TASK DIRECTIONS -
Omit the images, then print each record below exactly as it reads.

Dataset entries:
** Begin **

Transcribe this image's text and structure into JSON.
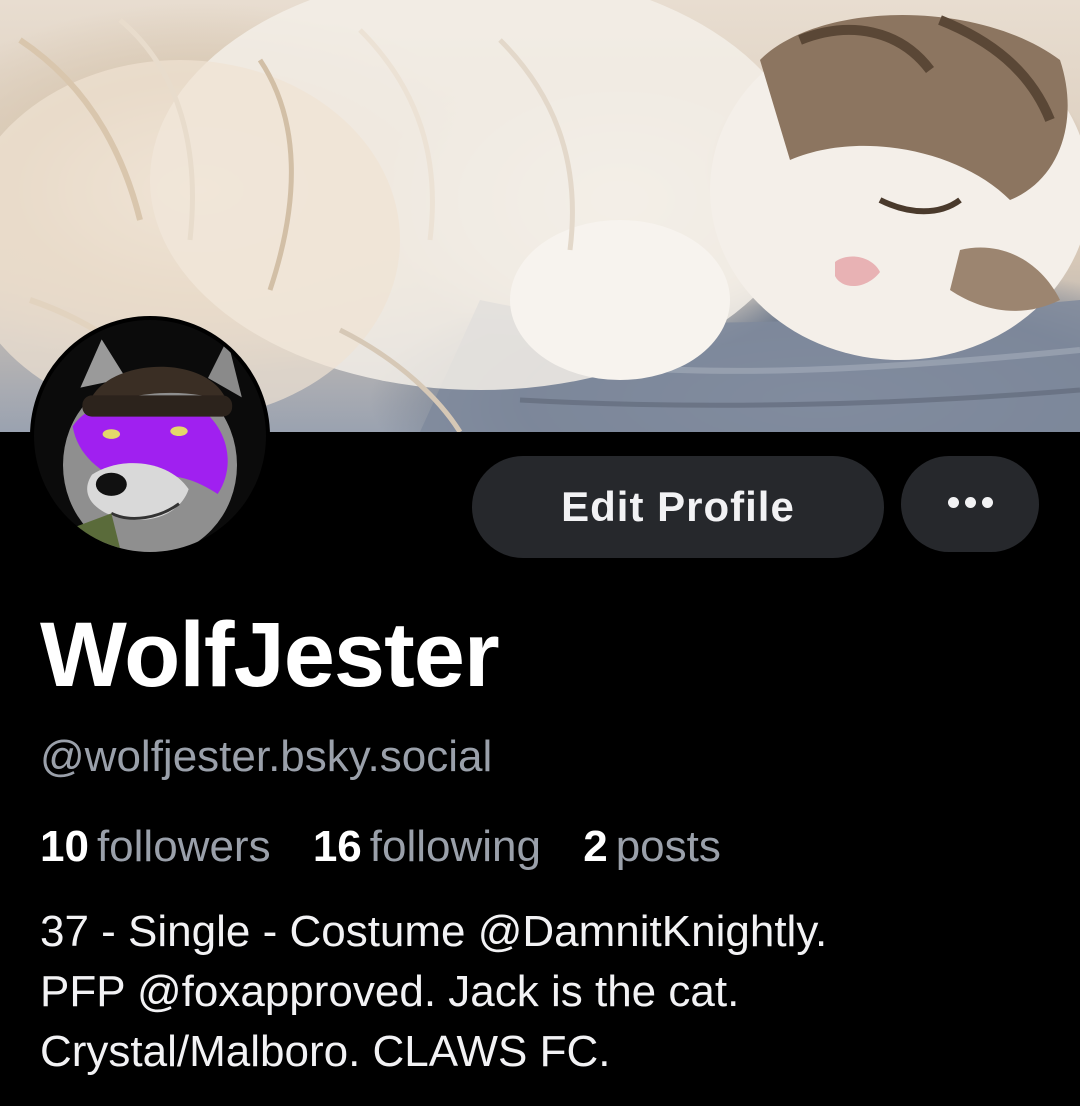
{
  "profile": {
    "display_name": "WolfJester",
    "handle": "@wolfjester.bsky.social",
    "bio_lines": [
      "37 - Single - Costume @DamnitKnightly.",
      "PFP @foxapproved. Jack is the cat.",
      "Crystal/Malboro. CLAWS FC."
    ]
  },
  "stats": {
    "followers_count": "10",
    "followers_label": "followers",
    "following_count": "16",
    "following_label": "following",
    "posts_count": "2",
    "posts_label": "posts"
  },
  "buttons": {
    "edit_profile_label": "Edit Profile",
    "more_icon": "more-horizontal-icon"
  },
  "colors": {
    "background": "#000000",
    "button_bg": "#26282c",
    "muted_text": "#9aa0aa",
    "avatar_accent": "#a020f0"
  }
}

** End **

THE RESULT -
Transcribe this image's text and structure into JSON.
{
  "profile": {
    "display_name": "WolfJester",
    "handle": "@wolfjester.bsky.social",
    "bio_lines": [
      "37 - Single - Costume @DamnitKnightly.",
      "PFP @foxapproved. Jack is the cat.",
      "Crystal/Malboro. CLAWS FC."
    ]
  },
  "stats": {
    "followers_count": "10",
    "followers_label": "followers",
    "following_count": "16",
    "following_label": "following",
    "posts_count": "2",
    "posts_label": "posts"
  },
  "buttons": {
    "edit_profile_label": "Edit Profile",
    "more_icon": "more-horizontal-icon"
  },
  "colors": {
    "background": "#000000",
    "button_bg": "#26282c",
    "muted_text": "#9aa0aa",
    "avatar_accent": "#a020f0"
  }
}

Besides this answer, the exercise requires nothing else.